• _What the task asks_
Check each line for the string "JSON" and give only the count of lines that have it.

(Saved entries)
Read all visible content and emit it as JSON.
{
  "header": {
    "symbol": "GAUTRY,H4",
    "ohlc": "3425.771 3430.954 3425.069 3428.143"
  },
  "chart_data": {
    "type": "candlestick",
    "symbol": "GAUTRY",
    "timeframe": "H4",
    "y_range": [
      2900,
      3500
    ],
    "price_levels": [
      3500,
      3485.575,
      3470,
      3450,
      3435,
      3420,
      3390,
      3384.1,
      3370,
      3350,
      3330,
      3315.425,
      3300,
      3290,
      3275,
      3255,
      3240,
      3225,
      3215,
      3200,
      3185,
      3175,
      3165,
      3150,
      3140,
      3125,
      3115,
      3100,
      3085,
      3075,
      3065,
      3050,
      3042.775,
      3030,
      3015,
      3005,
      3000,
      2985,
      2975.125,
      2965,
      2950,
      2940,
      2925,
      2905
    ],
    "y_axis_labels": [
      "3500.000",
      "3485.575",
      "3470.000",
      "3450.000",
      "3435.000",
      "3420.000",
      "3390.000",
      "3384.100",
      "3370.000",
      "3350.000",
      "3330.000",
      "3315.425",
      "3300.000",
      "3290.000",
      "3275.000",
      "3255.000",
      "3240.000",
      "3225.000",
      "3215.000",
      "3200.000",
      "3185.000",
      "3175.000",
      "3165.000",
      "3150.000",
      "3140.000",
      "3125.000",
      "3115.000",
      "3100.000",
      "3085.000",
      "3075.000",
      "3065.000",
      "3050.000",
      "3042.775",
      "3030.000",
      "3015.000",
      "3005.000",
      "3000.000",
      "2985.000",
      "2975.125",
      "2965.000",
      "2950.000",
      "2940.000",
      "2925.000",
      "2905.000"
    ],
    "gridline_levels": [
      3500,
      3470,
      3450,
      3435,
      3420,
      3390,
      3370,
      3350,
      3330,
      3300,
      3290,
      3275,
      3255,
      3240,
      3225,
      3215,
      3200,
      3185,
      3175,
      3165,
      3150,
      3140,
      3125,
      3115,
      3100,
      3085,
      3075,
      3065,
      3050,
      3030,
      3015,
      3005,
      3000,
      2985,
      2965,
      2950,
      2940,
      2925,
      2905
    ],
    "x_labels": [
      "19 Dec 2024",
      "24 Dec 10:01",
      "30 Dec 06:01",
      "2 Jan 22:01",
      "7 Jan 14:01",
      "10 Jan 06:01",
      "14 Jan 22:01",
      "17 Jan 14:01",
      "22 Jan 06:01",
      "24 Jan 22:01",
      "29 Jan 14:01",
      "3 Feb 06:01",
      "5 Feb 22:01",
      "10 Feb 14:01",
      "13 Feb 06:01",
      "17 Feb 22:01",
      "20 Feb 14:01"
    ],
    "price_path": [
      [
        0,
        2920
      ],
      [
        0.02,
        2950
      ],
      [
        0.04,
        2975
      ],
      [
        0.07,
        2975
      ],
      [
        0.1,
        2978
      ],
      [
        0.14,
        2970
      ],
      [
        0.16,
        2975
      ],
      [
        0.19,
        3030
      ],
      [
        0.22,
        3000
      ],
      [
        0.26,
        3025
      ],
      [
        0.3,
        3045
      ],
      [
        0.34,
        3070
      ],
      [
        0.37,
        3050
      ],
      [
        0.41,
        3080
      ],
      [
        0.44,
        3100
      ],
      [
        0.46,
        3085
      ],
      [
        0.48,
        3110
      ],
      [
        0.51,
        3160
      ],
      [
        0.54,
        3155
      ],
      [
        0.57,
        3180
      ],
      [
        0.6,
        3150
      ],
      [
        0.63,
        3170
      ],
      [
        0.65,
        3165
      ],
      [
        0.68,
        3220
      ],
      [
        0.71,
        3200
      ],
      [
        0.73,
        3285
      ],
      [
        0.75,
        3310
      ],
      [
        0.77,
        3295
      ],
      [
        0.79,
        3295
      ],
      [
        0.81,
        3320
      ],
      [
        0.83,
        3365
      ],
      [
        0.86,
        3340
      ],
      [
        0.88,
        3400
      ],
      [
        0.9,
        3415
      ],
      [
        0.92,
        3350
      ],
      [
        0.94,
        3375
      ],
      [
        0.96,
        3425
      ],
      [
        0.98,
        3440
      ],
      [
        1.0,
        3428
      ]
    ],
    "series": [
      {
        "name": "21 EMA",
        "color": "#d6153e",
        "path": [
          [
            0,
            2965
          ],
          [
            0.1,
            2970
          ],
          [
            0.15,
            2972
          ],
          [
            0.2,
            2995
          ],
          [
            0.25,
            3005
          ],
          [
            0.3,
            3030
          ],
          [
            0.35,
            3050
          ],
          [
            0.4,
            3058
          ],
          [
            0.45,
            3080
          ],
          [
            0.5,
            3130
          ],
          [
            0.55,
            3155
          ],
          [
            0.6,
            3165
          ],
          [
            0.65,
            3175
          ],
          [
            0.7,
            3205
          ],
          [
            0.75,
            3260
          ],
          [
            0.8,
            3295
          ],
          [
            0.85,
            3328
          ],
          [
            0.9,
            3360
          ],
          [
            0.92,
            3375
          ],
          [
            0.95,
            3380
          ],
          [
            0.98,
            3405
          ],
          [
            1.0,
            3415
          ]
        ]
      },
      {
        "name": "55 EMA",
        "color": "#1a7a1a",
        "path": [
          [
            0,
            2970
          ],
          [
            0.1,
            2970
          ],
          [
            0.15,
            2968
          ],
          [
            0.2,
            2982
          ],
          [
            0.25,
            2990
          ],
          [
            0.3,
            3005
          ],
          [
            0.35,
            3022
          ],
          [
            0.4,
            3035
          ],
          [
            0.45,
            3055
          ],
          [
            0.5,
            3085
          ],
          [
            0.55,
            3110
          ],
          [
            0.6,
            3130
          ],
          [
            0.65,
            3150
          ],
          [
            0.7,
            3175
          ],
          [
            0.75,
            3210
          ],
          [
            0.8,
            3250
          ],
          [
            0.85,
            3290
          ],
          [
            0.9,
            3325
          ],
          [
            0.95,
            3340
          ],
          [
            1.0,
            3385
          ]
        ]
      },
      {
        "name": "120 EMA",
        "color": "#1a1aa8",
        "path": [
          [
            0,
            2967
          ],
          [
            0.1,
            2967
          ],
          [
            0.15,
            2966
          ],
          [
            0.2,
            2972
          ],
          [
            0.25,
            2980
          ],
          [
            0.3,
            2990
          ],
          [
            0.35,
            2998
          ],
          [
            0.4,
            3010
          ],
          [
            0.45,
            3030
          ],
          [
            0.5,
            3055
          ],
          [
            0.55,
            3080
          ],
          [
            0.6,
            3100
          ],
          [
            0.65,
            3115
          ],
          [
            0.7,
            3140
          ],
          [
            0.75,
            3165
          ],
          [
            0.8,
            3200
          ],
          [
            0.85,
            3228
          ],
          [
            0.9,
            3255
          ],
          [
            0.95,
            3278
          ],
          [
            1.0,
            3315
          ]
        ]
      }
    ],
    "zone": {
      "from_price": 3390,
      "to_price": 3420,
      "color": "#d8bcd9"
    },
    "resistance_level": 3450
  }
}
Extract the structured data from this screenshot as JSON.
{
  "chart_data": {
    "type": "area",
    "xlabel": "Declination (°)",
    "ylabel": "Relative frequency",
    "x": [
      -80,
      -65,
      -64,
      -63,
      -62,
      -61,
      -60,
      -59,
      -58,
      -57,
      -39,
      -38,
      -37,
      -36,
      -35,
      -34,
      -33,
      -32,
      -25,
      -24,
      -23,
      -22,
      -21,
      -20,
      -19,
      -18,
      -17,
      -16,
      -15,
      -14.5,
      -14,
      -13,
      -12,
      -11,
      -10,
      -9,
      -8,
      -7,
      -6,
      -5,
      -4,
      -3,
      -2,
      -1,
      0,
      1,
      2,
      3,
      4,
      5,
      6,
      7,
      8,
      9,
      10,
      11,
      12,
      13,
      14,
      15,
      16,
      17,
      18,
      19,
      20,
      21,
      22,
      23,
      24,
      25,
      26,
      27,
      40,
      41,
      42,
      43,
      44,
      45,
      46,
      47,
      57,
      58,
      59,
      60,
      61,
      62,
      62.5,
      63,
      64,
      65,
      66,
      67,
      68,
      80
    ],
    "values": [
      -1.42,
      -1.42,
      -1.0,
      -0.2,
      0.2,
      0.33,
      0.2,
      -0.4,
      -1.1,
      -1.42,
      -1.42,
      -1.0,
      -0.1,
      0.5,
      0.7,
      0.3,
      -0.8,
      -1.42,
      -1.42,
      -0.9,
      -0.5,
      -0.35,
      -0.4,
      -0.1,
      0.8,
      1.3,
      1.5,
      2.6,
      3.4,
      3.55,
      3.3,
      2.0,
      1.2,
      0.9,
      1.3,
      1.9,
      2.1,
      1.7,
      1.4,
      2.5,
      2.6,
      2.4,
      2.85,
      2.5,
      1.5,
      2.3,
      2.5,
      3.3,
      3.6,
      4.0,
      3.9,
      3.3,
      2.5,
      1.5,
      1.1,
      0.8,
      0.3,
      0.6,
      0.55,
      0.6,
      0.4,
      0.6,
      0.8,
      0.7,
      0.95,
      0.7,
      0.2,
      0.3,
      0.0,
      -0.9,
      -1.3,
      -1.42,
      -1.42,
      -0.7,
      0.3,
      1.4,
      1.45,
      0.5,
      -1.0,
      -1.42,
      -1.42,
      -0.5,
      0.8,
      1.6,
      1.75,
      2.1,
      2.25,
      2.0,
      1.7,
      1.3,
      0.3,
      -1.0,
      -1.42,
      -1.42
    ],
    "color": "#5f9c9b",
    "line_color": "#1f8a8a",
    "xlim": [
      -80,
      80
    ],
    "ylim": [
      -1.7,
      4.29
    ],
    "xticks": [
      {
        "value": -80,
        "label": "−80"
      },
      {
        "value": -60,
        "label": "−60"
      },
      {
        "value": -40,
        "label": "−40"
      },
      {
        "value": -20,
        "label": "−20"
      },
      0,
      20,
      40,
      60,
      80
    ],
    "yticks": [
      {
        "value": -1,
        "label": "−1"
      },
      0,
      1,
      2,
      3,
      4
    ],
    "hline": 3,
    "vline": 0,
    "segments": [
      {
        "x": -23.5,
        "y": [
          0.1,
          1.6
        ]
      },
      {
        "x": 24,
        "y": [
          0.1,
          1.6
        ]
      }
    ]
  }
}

• _Correct answer_
2